Поставленная задача A: Для каждого утверждения, (i), (ii) и (iii), ответьте «да» или «нет» в зависимости от того, согласуется ли оно с отрывком о Венеции. К каждому ответу приведите решающие слова отрывка в точной цитате. (i) Дукат впоследствии получил название «цехин». (ii) Первый правительственный банк в Венеции открылся в 1284 году. (iii) Венецианский купец, достигший 40 лет, был обязан вернуться в родной город.
Поставленная задача B: Преобразуйте в нумерованный список строки записей, начиная со строки, где есть "x-tick-label: Germany xyxy=(279,284,290,325)", и заканчивая строкой, где есть "bar xyxy=(115,165,139,277)". Пустые строки пропустите.

Приведённый отрывок:
————————
В 1284 году правительство приступило к чеканке золотых и серебряных монет. Дукат, весом в 3,65 грамм золота 24 карат, — впоследствии стал называться цехином — и вскоре получил широкое распространение не только в Италии, но и по всей Европе. Италия стала и первой страной, где возродилось банковское дело; Венеция — первым городом, в котором еще в 1157 году был открыт первый правительственный банк.
По достижении 40 лет венецианский купец, где бы он ни находился, обязан был вернуться в родной город, чтобы приступить к исполнению административных и политических обязанностей. Если он происходил из благородного рода, а большинство венецианских купцов были патрициями, он обязан был принять участие в управлении городом, избираясь в различные советы и коллегии. Его также могли отправить послом в одну из тех стран, в которых он ранее торговал, и которую хорошо изучил.
————————
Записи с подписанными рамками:
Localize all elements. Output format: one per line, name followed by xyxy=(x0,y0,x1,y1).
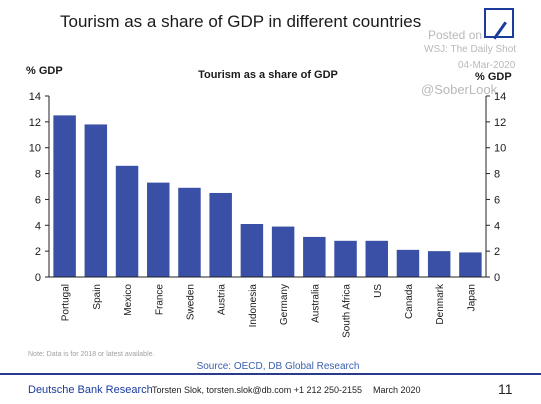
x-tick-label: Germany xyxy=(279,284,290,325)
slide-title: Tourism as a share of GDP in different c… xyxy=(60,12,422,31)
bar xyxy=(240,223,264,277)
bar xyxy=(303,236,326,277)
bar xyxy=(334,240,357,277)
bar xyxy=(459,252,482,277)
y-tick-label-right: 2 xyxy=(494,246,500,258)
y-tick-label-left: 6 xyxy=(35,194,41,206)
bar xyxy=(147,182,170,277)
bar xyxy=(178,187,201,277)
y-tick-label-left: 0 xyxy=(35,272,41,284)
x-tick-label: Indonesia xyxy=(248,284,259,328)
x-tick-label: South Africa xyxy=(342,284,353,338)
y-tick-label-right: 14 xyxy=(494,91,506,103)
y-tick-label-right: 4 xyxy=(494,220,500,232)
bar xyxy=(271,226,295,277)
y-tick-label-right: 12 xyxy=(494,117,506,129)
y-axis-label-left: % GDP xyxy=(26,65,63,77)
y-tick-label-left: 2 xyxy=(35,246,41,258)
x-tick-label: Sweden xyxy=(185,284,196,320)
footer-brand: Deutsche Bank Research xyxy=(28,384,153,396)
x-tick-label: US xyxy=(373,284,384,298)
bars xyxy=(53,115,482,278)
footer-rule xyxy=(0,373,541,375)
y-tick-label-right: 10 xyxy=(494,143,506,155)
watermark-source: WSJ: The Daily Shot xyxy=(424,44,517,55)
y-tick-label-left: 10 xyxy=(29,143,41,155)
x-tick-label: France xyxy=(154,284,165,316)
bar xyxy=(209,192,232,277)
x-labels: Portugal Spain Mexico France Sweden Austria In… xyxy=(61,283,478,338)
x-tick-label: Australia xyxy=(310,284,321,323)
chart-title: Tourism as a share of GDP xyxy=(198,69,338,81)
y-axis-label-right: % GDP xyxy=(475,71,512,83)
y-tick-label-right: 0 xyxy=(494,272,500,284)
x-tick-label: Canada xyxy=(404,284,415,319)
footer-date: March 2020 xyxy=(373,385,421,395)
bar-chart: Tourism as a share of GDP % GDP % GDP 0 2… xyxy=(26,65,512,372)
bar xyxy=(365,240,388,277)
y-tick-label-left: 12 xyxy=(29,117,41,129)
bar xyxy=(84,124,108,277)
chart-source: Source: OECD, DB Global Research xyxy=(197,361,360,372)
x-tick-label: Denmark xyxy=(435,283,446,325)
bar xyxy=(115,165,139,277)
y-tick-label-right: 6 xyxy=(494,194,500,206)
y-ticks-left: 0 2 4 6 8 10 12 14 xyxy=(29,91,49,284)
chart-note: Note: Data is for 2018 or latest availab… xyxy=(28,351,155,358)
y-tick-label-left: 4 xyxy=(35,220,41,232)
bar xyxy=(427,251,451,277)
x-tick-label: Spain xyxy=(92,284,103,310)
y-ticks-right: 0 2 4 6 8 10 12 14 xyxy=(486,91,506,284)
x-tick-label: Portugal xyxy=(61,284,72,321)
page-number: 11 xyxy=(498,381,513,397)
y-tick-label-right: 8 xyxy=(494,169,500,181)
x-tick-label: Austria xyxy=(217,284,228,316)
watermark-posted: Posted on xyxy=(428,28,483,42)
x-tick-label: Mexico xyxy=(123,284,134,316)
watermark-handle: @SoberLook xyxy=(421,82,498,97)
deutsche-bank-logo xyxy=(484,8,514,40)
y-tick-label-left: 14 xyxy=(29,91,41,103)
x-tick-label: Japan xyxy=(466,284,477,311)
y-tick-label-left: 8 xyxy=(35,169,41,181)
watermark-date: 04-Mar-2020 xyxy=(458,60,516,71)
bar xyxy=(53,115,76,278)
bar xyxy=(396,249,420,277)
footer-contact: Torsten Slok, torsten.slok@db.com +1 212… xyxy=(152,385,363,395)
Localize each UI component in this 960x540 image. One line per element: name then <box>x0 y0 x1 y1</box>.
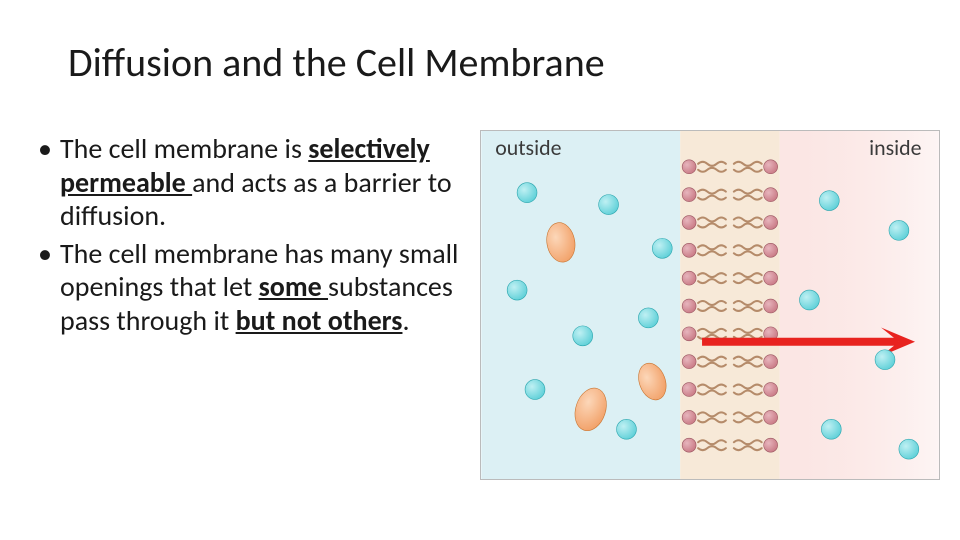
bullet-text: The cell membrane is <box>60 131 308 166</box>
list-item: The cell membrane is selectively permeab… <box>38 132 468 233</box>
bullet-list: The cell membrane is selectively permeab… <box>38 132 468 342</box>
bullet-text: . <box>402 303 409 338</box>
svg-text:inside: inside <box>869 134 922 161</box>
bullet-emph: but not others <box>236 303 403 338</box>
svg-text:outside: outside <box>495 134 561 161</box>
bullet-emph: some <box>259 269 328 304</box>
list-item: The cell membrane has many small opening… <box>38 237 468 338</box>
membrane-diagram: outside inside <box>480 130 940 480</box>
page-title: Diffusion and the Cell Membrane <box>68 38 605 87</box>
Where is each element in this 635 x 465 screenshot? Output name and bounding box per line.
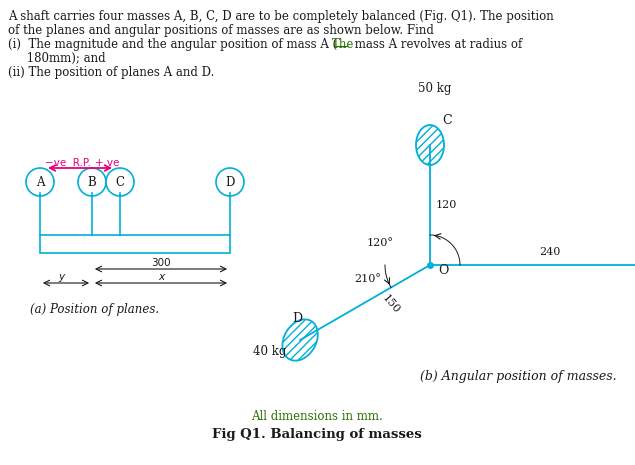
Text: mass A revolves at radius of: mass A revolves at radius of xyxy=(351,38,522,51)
————————
Правильный ответ A:
(i) Да: «впоследствии стал называться цехином».
(ii) Нет: «Венеция — первым городом, в котором еще в 1157 году был открыт первый правительственный банк».
(iii) Да: «По достижении 40 лет венецианский купец, где бы он ни находился, обязан был вернуться в родной город».

Правильный ответ B:
1. x-tick-label: Germany xyxy=(279,284,290,325)
2. slide-title: Tourism as a share of GDP in different c… xyxy=(60,12,422,31)
3. bar xyxy=(240,223,264,277)
4. bar xyxy=(303,236,326,277)
5. bar xyxy=(334,240,357,277)
6. bar xyxy=(459,252,482,277)
7. y-tick-label-right: 2 xyxy=(494,246,500,258)
8. y-tick-label-left: 6 xyxy=(35,194,41,206)
9. bar xyxy=(147,182,170,277)
10. bar xyxy=(178,187,201,277)
11. y-tick-label-left: 0 xyxy=(35,272,41,284)
12. x-tick-label: Indonesia xyxy=(248,284,259,328)
13. x-tick-label: South Africa xyxy=(342,284,353,338)
14. y-tick-label-right: 14 xyxy=(494,91,506,103)
15. y-tick-label-right: 4 xyxy=(494,220,500,232)
16. bar xyxy=(271,226,295,277)
17. y-tick-label-right: 12 xyxy=(494,117,506,129)
18. y-axis-label-left: % GDP xyxy=(26,65,63,77)
19. y-tick-label-left: 2 xyxy=(35,246,41,258)
20. x-tick-label: Sweden xyxy=(185,284,196,320)
21. footer-brand: Deutsche Bank Research xyxy=(28,384,153,396)
22. x-tick-label: US xyxy=(373,284,384,298)
23. bars xyxy=(53,115,482,278)
24. footer-rule xyxy=(0,373,541,375)
25. y-tick-label-right: 10 xyxy=(494,143,506,155)
26. watermark-source: WSJ: The Daily Shot xyxy=(424,44,517,55)
27. y-tick-label-left: 10 xyxy=(29,143,41,155)
28. x-tick-label: France xyxy=(154,284,165,316)
29. bar xyxy=(209,192,232,277)
30. x-labels: Portugal Spain Mexico France Sweden Austria In… xyxy=(61,283,478,338)
31. x-tick-label: Australia xyxy=(310,284,321,323)
32. chart-title: Tourism as a share of GDP xyxy=(198,69,338,81)
33. y-axis-label-right: % GDP xyxy=(475,71,512,83)
34. y-tick-label-right: 0 xyxy=(494,272,500,284)
35. x-tick-label: Canada xyxy=(404,284,415,319)
36. footer-date: March 2020 xyxy=(373,385,421,395)
37. bar-chart: Tourism as a share of GDP % GDP % GDP 0 2… xyxy=(26,65,512,372)
38. bar xyxy=(365,240,388,277)
39. y-tick-label-left: 12 xyxy=(29,117,41,129)
40. bar xyxy=(84,124,108,277)
41. chart-source: Source: OECD, DB Global Research xyxy=(197,361,360,372)
42. x-tick-label: Denmark xyxy=(435,283,446,325)
43. bar xyxy=(115,165,139,277)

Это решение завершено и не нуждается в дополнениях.